▶ Problem requirements
Identify and reproduce every line holding the string "даосизме".
┄┄┄┄┄┄┄┄┄┄┄┄┄┄┄┄┄┄┄┄
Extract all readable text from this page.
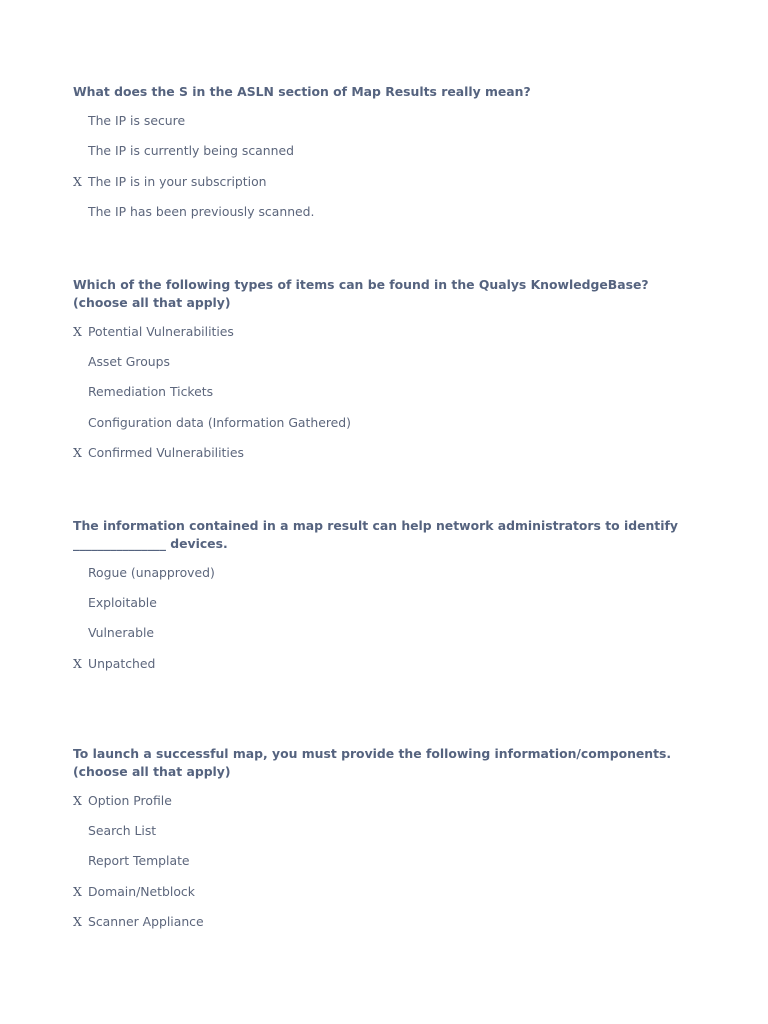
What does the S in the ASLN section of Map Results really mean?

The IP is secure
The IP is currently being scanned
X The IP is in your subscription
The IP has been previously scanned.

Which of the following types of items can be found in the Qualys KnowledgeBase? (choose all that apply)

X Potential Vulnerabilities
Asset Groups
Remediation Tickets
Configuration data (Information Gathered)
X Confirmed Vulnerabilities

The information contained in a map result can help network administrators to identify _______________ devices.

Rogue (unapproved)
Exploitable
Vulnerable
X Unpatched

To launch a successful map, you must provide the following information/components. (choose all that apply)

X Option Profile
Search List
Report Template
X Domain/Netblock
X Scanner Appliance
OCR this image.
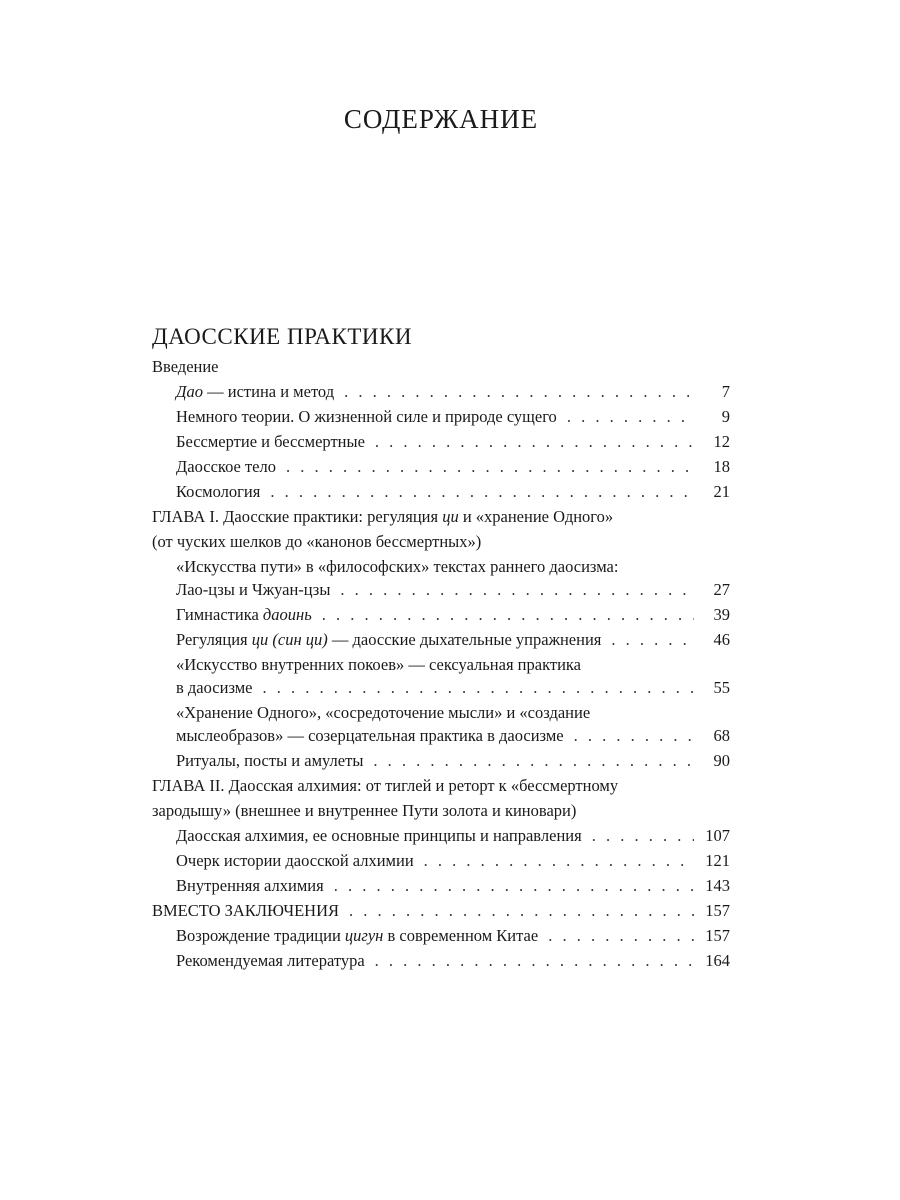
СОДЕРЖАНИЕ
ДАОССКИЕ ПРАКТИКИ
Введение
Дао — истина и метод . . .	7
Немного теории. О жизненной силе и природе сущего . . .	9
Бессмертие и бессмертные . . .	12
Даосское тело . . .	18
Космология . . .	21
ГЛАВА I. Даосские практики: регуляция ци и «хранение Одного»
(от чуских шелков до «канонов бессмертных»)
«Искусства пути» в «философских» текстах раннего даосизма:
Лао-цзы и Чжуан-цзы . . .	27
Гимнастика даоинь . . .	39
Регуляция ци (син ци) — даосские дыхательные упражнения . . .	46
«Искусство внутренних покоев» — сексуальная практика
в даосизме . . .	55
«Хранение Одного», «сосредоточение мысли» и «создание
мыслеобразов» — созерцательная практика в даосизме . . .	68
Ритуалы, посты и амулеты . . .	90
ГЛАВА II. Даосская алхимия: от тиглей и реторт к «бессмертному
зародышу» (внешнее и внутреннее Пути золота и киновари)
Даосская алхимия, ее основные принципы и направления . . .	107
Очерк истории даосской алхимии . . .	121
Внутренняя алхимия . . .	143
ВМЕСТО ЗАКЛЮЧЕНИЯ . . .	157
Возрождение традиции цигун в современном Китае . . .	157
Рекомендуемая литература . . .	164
┄┄┄┄┄┄┄┄┄┄┄┄┄┄┄┄┄┄┄┄
▶ Reply to the exercise
в даосизме . . .	55
мыслеобразов» — созерцательная практика в даосизме . . .	68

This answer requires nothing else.